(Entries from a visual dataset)
◇ ◇ ◇ ◇ ◇ ◇ ◇

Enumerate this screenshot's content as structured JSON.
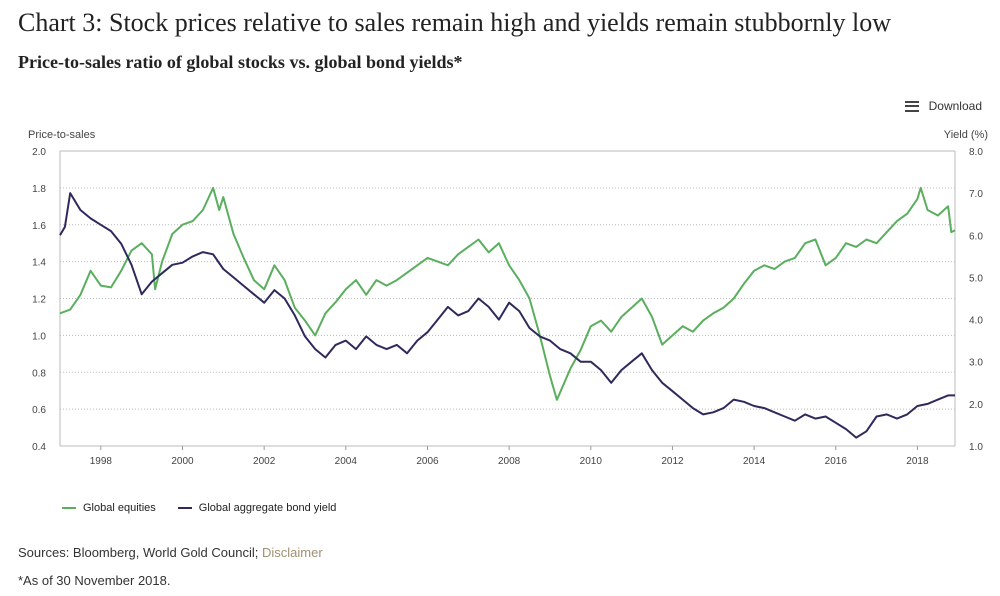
{
  "header": {
    "title": "Chart 3: Stock prices relative to sales remain high and yields remain stubbornly low",
    "subtitle": "Price-to-sales ratio of global stocks vs. global bond yields*"
  },
  "toolbar": {
    "download_label": "Download",
    "download_icon": "menu-icon"
  },
  "chart_data": {
    "type": "line",
    "left_axis": {
      "label": "Price-to-sales",
      "range": [
        0.4,
        2.0
      ],
      "ticks": [
        "2.0",
        "1.8",
        "1.6",
        "1.4",
        "1.2",
        "1.0",
        "0.8",
        "0.6",
        "0.4"
      ]
    },
    "right_axis": {
      "label": "Yield (%)",
      "range": [
        1.0,
        8.0
      ],
      "ticks": [
        "8.0",
        "7.0",
        "6.0",
        "5.0",
        "4.0",
        "3.0",
        "2.0",
        "1.0"
      ]
    },
    "x_axis": {
      "range": [
        1997.0,
        2018.92
      ],
      "ticks": [
        "1998",
        "2000",
        "2002",
        "2004",
        "2006",
        "2008",
        "2010",
        "2012",
        "2014",
        "2016",
        "2018"
      ]
    },
    "grid": "horizontal dotted",
    "legend_position": "bottom-left",
    "series": [
      {
        "name": "Global equities",
        "axis": "left",
        "color": "#5aaf5e",
        "points": [
          [
            1997.0,
            1.12
          ],
          [
            1997.25,
            1.14
          ],
          [
            1997.5,
            1.22
          ],
          [
            1997.75,
            1.35
          ],
          [
            1998.0,
            1.27
          ],
          [
            1998.25,
            1.26
          ],
          [
            1998.5,
            1.35
          ],
          [
            1998.75,
            1.46
          ],
          [
            1999.0,
            1.5
          ],
          [
            1999.25,
            1.44
          ],
          [
            1999.33,
            1.25
          ],
          [
            1999.5,
            1.4
          ],
          [
            1999.75,
            1.55
          ],
          [
            2000.0,
            1.6
          ],
          [
            2000.25,
            1.62
          ],
          [
            2000.5,
            1.68
          ],
          [
            2000.75,
            1.8
          ],
          [
            2000.9,
            1.68
          ],
          [
            2001.0,
            1.75
          ],
          [
            2001.25,
            1.55
          ],
          [
            2001.5,
            1.42
          ],
          [
            2001.75,
            1.3
          ],
          [
            2002.0,
            1.25
          ],
          [
            2002.25,
            1.38
          ],
          [
            2002.5,
            1.3
          ],
          [
            2002.75,
            1.15
          ],
          [
            2003.0,
            1.08
          ],
          [
            2003.25,
            1.0
          ],
          [
            2003.5,
            1.12
          ],
          [
            2003.75,
            1.18
          ],
          [
            2004.0,
            1.25
          ],
          [
            2004.25,
            1.3
          ],
          [
            2004.5,
            1.22
          ],
          [
            2004.75,
            1.3
          ],
          [
            2005.0,
            1.27
          ],
          [
            2005.25,
            1.3
          ],
          [
            2005.5,
            1.34
          ],
          [
            2005.75,
            1.38
          ],
          [
            2006.0,
            1.42
          ],
          [
            2006.25,
            1.4
          ],
          [
            2006.5,
            1.38
          ],
          [
            2006.75,
            1.44
          ],
          [
            2007.0,
            1.48
          ],
          [
            2007.25,
            1.52
          ],
          [
            2007.5,
            1.45
          ],
          [
            2007.75,
            1.5
          ],
          [
            2008.0,
            1.38
          ],
          [
            2008.25,
            1.3
          ],
          [
            2008.5,
            1.2
          ],
          [
            2008.75,
            1.0
          ],
          [
            2009.0,
            0.78
          ],
          [
            2009.17,
            0.65
          ],
          [
            2009.5,
            0.82
          ],
          [
            2009.75,
            0.92
          ],
          [
            2010.0,
            1.05
          ],
          [
            2010.25,
            1.08
          ],
          [
            2010.5,
            1.02
          ],
          [
            2010.75,
            1.1
          ],
          [
            2011.0,
            1.15
          ],
          [
            2011.25,
            1.2
          ],
          [
            2011.5,
            1.1
          ],
          [
            2011.75,
            0.95
          ],
          [
            2012.0,
            1.0
          ],
          [
            2012.25,
            1.05
          ],
          [
            2012.5,
            1.02
          ],
          [
            2012.75,
            1.08
          ],
          [
            2013.0,
            1.12
          ],
          [
            2013.25,
            1.15
          ],
          [
            2013.5,
            1.2
          ],
          [
            2013.75,
            1.28
          ],
          [
            2014.0,
            1.35
          ],
          [
            2014.25,
            1.38
          ],
          [
            2014.5,
            1.36
          ],
          [
            2014.75,
            1.4
          ],
          [
            2015.0,
            1.42
          ],
          [
            2015.25,
            1.5
          ],
          [
            2015.5,
            1.52
          ],
          [
            2015.75,
            1.38
          ],
          [
            2016.0,
            1.42
          ],
          [
            2016.25,
            1.5
          ],
          [
            2016.5,
            1.48
          ],
          [
            2016.75,
            1.52
          ],
          [
            2017.0,
            1.5
          ],
          [
            2017.25,
            1.56
          ],
          [
            2017.5,
            1.62
          ],
          [
            2017.75,
            1.66
          ],
          [
            2018.0,
            1.74
          ],
          [
            2018.08,
            1.8
          ],
          [
            2018.25,
            1.68
          ],
          [
            2018.5,
            1.65
          ],
          [
            2018.75,
            1.7
          ],
          [
            2018.83,
            1.56
          ],
          [
            2018.92,
            1.57
          ]
        ]
      },
      {
        "name": "Global aggregate bond yield",
        "axis": "right",
        "color": "#2e2a5c",
        "points": [
          [
            1997.0,
            6.0
          ],
          [
            1997.12,
            6.2
          ],
          [
            1997.25,
            7.0
          ],
          [
            1997.5,
            6.6
          ],
          [
            1997.75,
            6.4
          ],
          [
            1998.0,
            6.25
          ],
          [
            1998.25,
            6.1
          ],
          [
            1998.5,
            5.8
          ],
          [
            1998.75,
            5.3
          ],
          [
            1999.0,
            4.6
          ],
          [
            1999.25,
            4.9
          ],
          [
            1999.5,
            5.1
          ],
          [
            1999.75,
            5.3
          ],
          [
            2000.0,
            5.35
          ],
          [
            2000.25,
            5.5
          ],
          [
            2000.5,
            5.6
          ],
          [
            2000.75,
            5.55
          ],
          [
            2001.0,
            5.2
          ],
          [
            2001.25,
            5.0
          ],
          [
            2001.5,
            4.8
          ],
          [
            2001.75,
            4.6
          ],
          [
            2002.0,
            4.4
          ],
          [
            2002.25,
            4.7
          ],
          [
            2002.5,
            4.5
          ],
          [
            2002.75,
            4.1
          ],
          [
            2003.0,
            3.6
          ],
          [
            2003.25,
            3.3
          ],
          [
            2003.5,
            3.1
          ],
          [
            2003.75,
            3.4
          ],
          [
            2004.0,
            3.5
          ],
          [
            2004.25,
            3.3
          ],
          [
            2004.5,
            3.6
          ],
          [
            2004.75,
            3.4
          ],
          [
            2005.0,
            3.3
          ],
          [
            2005.25,
            3.4
          ],
          [
            2005.5,
            3.2
          ],
          [
            2005.75,
            3.5
          ],
          [
            2006.0,
            3.7
          ],
          [
            2006.25,
            4.0
          ],
          [
            2006.5,
            4.3
          ],
          [
            2006.75,
            4.1
          ],
          [
            2007.0,
            4.2
          ],
          [
            2007.25,
            4.5
          ],
          [
            2007.5,
            4.3
          ],
          [
            2007.75,
            4.0
          ],
          [
            2008.0,
            4.4
          ],
          [
            2008.25,
            4.2
          ],
          [
            2008.5,
            3.8
          ],
          [
            2008.75,
            3.6
          ],
          [
            2009.0,
            3.5
          ],
          [
            2009.25,
            3.3
          ],
          [
            2009.5,
            3.2
          ],
          [
            2009.75,
            3.0
          ],
          [
            2010.0,
            3.0
          ],
          [
            2010.25,
            2.8
          ],
          [
            2010.5,
            2.5
          ],
          [
            2010.75,
            2.8
          ],
          [
            2011.0,
            3.0
          ],
          [
            2011.25,
            3.2
          ],
          [
            2011.5,
            2.8
          ],
          [
            2011.75,
            2.5
          ],
          [
            2012.0,
            2.3
          ],
          [
            2012.25,
            2.1
          ],
          [
            2012.5,
            1.9
          ],
          [
            2012.75,
            1.75
          ],
          [
            2013.0,
            1.8
          ],
          [
            2013.25,
            1.9
          ],
          [
            2013.5,
            2.1
          ],
          [
            2013.75,
            2.05
          ],
          [
            2014.0,
            1.95
          ],
          [
            2014.25,
            1.9
          ],
          [
            2014.5,
            1.8
          ],
          [
            2014.75,
            1.7
          ],
          [
            2015.0,
            1.6
          ],
          [
            2015.25,
            1.75
          ],
          [
            2015.5,
            1.65
          ],
          [
            2015.75,
            1.7
          ],
          [
            2016.0,
            1.55
          ],
          [
            2016.25,
            1.4
          ],
          [
            2016.5,
            1.2
          ],
          [
            2016.75,
            1.35
          ],
          [
            2017.0,
            1.7
          ],
          [
            2017.25,
            1.75
          ],
          [
            2017.5,
            1.65
          ],
          [
            2017.75,
            1.75
          ],
          [
            2018.0,
            1.95
          ],
          [
            2018.25,
            2.0
          ],
          [
            2018.5,
            2.1
          ],
          [
            2018.75,
            2.2
          ],
          [
            2018.92,
            2.2
          ]
        ]
      }
    ]
  },
  "footer": {
    "sources_prefix": "Sources: Bloomberg, World Gold Council; ",
    "disclaimer_link": "Disclaimer",
    "footnote": "*As of 30 November 2018."
  }
}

◇ ◇ ◇ ◇ ◇ ◇ ◇

**WHAT YOU NEED TO DO:** Only a number is wanted: how many lines above include "yields"?

**SOLUTION FOR THIS PROBLEM:** 2